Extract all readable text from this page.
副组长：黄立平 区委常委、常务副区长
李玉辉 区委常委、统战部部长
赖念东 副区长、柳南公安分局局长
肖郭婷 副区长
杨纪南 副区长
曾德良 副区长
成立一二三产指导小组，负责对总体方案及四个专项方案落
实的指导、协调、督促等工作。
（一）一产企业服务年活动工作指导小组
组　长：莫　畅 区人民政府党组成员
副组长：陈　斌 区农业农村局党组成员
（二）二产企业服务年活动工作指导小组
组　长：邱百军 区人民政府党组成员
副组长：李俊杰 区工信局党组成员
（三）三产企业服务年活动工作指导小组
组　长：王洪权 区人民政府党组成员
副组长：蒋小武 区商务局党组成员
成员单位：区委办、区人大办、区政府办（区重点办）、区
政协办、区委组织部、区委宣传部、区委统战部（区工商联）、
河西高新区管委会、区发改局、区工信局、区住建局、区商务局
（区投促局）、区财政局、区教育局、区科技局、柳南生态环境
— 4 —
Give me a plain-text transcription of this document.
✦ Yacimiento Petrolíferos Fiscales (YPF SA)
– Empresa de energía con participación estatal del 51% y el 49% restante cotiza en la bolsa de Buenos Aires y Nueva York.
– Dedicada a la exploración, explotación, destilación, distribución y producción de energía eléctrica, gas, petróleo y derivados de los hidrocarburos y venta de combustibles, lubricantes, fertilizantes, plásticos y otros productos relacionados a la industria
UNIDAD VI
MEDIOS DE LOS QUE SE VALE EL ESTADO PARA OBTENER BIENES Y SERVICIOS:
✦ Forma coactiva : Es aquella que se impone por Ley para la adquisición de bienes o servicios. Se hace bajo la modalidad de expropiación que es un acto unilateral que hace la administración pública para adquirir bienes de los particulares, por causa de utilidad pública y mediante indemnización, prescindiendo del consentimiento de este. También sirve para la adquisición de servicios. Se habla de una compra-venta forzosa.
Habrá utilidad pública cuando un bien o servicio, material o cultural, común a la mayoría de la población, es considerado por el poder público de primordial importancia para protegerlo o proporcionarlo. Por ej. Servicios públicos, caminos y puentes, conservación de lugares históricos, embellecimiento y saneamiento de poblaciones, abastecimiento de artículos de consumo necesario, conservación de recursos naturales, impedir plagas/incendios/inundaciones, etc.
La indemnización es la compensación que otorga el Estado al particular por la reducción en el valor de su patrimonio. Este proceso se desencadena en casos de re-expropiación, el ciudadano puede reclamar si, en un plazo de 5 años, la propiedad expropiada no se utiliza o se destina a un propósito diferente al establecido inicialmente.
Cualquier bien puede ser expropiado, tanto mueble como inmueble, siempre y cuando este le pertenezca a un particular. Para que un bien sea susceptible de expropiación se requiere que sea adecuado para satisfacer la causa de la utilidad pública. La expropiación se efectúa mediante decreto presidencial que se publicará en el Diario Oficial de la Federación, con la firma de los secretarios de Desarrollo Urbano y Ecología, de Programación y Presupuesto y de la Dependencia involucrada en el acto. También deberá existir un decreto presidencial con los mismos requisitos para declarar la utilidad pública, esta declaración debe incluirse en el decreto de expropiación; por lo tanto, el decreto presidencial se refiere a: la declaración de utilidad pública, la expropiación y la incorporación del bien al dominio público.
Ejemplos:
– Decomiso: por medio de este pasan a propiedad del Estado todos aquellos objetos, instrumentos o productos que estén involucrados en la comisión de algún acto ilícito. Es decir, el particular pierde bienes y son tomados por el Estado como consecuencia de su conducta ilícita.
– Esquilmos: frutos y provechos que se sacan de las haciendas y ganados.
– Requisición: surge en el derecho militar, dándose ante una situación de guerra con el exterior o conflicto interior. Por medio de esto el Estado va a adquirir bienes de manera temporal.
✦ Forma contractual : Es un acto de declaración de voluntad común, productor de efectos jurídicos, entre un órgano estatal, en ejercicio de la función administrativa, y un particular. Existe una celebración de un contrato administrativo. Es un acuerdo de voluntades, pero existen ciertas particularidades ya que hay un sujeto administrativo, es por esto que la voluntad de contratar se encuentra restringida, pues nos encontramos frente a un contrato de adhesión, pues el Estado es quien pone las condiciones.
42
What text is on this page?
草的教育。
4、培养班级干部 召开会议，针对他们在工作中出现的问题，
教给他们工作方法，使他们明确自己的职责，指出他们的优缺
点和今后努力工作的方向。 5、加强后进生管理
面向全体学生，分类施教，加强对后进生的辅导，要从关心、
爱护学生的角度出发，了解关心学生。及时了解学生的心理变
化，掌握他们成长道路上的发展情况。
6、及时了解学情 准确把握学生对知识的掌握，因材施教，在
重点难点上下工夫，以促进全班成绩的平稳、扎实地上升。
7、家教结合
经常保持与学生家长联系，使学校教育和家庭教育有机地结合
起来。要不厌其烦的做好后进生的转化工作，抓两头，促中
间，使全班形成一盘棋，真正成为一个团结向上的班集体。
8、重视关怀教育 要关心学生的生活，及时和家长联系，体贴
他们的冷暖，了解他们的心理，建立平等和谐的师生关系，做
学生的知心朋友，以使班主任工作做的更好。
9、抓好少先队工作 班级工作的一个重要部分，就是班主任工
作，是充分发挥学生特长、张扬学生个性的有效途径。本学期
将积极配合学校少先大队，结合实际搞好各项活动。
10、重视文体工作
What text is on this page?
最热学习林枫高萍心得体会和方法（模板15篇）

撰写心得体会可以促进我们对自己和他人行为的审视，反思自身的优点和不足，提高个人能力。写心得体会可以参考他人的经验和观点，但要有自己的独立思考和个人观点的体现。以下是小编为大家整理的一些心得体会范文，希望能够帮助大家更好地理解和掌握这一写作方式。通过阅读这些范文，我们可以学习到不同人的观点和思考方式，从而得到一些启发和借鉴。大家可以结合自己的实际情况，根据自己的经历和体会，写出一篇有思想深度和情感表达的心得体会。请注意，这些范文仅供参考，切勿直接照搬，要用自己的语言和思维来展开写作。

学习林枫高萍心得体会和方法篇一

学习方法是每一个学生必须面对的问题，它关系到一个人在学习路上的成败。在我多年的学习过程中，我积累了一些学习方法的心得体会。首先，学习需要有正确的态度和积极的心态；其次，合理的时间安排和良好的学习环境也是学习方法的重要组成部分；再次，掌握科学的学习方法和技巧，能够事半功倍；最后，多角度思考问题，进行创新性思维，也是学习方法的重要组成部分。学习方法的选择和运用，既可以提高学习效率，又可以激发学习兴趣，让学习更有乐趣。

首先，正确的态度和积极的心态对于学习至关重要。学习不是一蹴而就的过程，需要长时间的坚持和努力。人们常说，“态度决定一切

* [Exercise goal]:
Copy the material above, line for line.

* [Answer for this exercise]:
Extract all readable text from this page.
副组长：黄立平 区委常委、常务副区长
李玉辉 区委常委、统战部部长
赖念东 副区长、柳南公安分局局长
肖郭婷 副区长
杨纪南 副区长
曾德良 副区长
成立一二三产指导小组，负责对总体方案及四个专项方案落
实的指导、协调、督促等工作。
（一）一产企业服务年活动工作指导小组
组　长：莫　畅 区人民政府党组成员
副组长：陈　斌 区农业农村局党组成员
（二）二产企业服务年活动工作指导小组
组　长：邱百军 区人民政府党组成员
副组长：李俊杰 区工信局党组成员
（三）三产企业服务年活动工作指导小组
组　长：王洪权 区人民政府党组成员
副组长：蒋小武 区商务局党组成员
成员单位：区委办、区人大办、区政府办（区重点办）、区
政协办、区委组织部、区委宣传部、区委统战部（区工商联）、
河西高新区管委会、区发改局、区工信局、区住建局、区商务局
（区投促局）、区财政局、区教育局、区科技局、柳南生态环境
— 4 —
Give me a plain-text transcription of this document.
✦ Yacimiento Petrolíferos Fiscales (YPF SA)
– Empresa de energía con participación estatal del 51% y el 49% restante cotiza en la bolsa de Buenos Aires y Nueva York.
– Dedicada a la exploración, explotación, destilación, distribución y producción de energía eléctrica, gas, petróleo y derivados de los hidrocarburos y venta de combustibles, lubricantes, fertilizantes, plásticos y otros productos relacionados a la industria
UNIDAD VI
MEDIOS DE LOS QUE SE VALE EL ESTADO PARA OBTENER BIENES Y SERVICIOS:
✦ Forma coactiva : Es aquella que se impone por Ley para la adquisición de bienes o servicios. Se hace bajo la modalidad de expropiación que es un acto unilateral que hace la administración pública para adquirir bienes de los particulares, por causa de utilidad pública y mediante indemnización, prescindiendo del consentimiento de este. También sirve para la adquisición de servicios. Se habla de una compra-venta forzosa.
Habrá utilidad pública cuando un bien o servicio, material o cultural, común a la mayoría de la población, es considerado por el poder público de primordial importancia para protegerlo o proporcionarlo. Por ej. Servicios públicos, caminos y puentes, conservación de lugares históricos, embellecimiento y saneamiento de poblaciones, abastecimiento de artículos de consumo necesario, conservación de recursos naturales, impedir plagas/incendios/inundaciones, etc.
La indemnización es la compensación que otorga el Estado al particular por la reducción en el valor de su patrimonio. Este proceso se desencadena en casos de re-expropiación, el ciudadano puede reclamar si, en un plazo de 5 años, la propiedad expropiada no se utiliza o se destina a un propósito diferente al establecido inicialmente.
Cualquier bien puede ser expropiado, tanto mueble como inmueble, siempre y cuando este le pertenezca a un particular. Para que un bien sea susceptible de expropiación se requiere que sea adecuado para satisfacer la causa de la utilidad pública. La expropiación se efectúa mediante decreto presidencial que se publicará en el Diario Oficial de la Federación, con la firma de los secretarios de Desarrollo Urbano y Ecología, de Programación y Presupuesto y de la Dependencia involucrada en el acto. También deberá existir un decreto presidencial con los mismos requisitos para declarar la utilidad pública, esta declaración debe incluirse en el decreto de expropiación; por lo tanto, el decreto presidencial se refiere a: la declaración de utilidad pública, la expropiación y la incorporación del bien al dominio público.
Ejemplos:
– Decomiso: por medio de este pasan a propiedad del Estado todos aquellos objetos, instrumentos o productos que estén involucrados en la comisión de algún acto ilícito. Es decir, el particular pierde bienes y son tomados por el Estado como consecuencia de su conducta ilícita.
– Esquilmos: frutos y provechos que se sacan de las haciendas y ganados.
– Requisición: surge en el derecho militar, dándose ante una situación de guerra con el exterior o conflicto interior. Por medio de esto el Estado va a adquirir bienes de manera temporal.
✦ Forma contractual : Es un acto de declaración de voluntad común, productor de efectos jurídicos, entre un órgano estatal, en ejercicio de la función administrativa, y un particular. Existe una celebración de un contrato administrativo. Es un acuerdo de voluntades, pero existen ciertas particularidades ya que hay un sujeto administrativo, es por esto que la voluntad de contratar se encuentra restringida, pues nos encontramos frente a un contrato de adhesión, pues el Estado es quien pone las condiciones.
42
What text is on this page?
草的教育。
4、培养班级干部 召开会议，针对他们在工作中出现的问题，
教给他们工作方法，使他们明确自己的职责，指出他们的优缺
点和今后努力工作的方向。 5、加强后进生管理
面向全体学生，分类施教，加强对后进生的辅导，要从关心、
爱护学生的角度出发，了解关心学生。及时了解学生的心理变
化，掌握他们成长道路上的发展情况。
6、及时了解学情 准确把握学生对知识的掌握，因材施教，在
重点难点上下工夫，以促进全班成绩的平稳、扎实地上升。
7、家教结合
经常保持与学生家长联系，使学校教育和家庭教育有机地结合
起来。要不厌其烦的做好后进生的转化工作，抓两头，促中
间，使全班形成一盘棋，真正成为一个团结向上的班集体。
8、重视关怀教育 要关心学生的生活，及时和家长联系，体贴
他们的冷暖，了解他们的心理，建立平等和谐的师生关系，做
学生的知心朋友，以使班主任工作做的更好。
9、抓好少先队工作 班级工作的一个重要部分，就是班主任工
作，是充分发挥学生特长、张扬学生个性的有效途径。本学期
将积极配合学校少先大队，结合实际搞好各项活动。
10、重视文体工作
What text is on this page?
最热学习林枫高萍心得体会和方法（模板15篇）

撰写心得体会可以促进我们对自己和他人行为的审视，反思自身的优点和不足，提高个人能力。写心得体会可以参考他人的经验和观点，但要有自己的独立思考和个人观点的体现。以下是小编为大家整理的一些心得体会范文，希望能够帮助大家更好地理解和掌握这一写作方式。通过阅读这些范文，我们可以学习到不同人的观点和思考方式，从而得到一些启发和借鉴。大家可以结合自己的实际情况，根据自己的经历和体会，写出一篇有思想深度和情感表达的心得体会。请注意，这些范文仅供参考，切勿直接照搬，要用自己的语言和思维来展开写作。

学习林枫高萍心得体会和方法篇一

学习方法是每一个学生必须面对的问题，它关系到一个人在学习路上的成败。在我多年的学习过程中，我积累了一些学习方法的心得体会。首先，学习需要有正确的态度和积极的心态；其次，合理的时间安排和良好的学习环境也是学习方法的重要组成部分；再次，掌握科学的学习方法和技巧，能够事半功倍；最后，多角度思考问题，进行创新性思维，也是学习方法的重要组成部分。学习方法的选择和运用，既可以提高学习效率，又可以激发学习兴趣，让学习更有乐趣。

首先，正确的态度和积极的心态对于学习至关重要。学习不是一蹴而就的过程，需要长时间的坚持和努力。人们常说，“态度决定一切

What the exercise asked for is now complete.